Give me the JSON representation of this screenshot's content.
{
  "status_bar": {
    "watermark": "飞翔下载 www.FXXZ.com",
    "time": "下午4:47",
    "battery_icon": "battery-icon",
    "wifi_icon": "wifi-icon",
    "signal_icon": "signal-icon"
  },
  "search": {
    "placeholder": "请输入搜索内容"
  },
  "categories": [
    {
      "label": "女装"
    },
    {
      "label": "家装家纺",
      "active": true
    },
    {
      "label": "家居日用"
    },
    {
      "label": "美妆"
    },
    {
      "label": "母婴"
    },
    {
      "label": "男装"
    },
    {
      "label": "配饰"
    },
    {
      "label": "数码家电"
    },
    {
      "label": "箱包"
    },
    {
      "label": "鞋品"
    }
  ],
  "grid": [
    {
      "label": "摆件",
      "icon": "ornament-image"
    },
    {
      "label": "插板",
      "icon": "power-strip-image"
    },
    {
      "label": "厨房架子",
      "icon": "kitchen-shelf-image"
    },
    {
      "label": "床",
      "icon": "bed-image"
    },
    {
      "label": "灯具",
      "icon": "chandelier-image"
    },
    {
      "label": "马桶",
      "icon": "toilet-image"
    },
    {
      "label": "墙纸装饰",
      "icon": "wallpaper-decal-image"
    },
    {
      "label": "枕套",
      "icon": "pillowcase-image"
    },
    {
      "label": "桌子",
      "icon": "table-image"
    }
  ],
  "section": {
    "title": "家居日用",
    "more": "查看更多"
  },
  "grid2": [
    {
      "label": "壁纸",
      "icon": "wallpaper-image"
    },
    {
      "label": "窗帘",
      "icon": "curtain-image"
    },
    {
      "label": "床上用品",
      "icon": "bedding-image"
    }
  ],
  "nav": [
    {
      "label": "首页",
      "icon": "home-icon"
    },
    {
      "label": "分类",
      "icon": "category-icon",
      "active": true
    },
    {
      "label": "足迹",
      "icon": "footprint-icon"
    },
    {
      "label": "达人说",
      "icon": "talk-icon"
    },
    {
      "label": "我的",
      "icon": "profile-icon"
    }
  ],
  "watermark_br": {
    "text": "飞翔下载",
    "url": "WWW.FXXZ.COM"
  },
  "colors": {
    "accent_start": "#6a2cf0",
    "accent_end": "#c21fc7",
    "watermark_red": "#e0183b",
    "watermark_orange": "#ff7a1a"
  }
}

> Exercise task
Count how many lines in the data contain the word "image", giving the number without comment.

> Written reply
12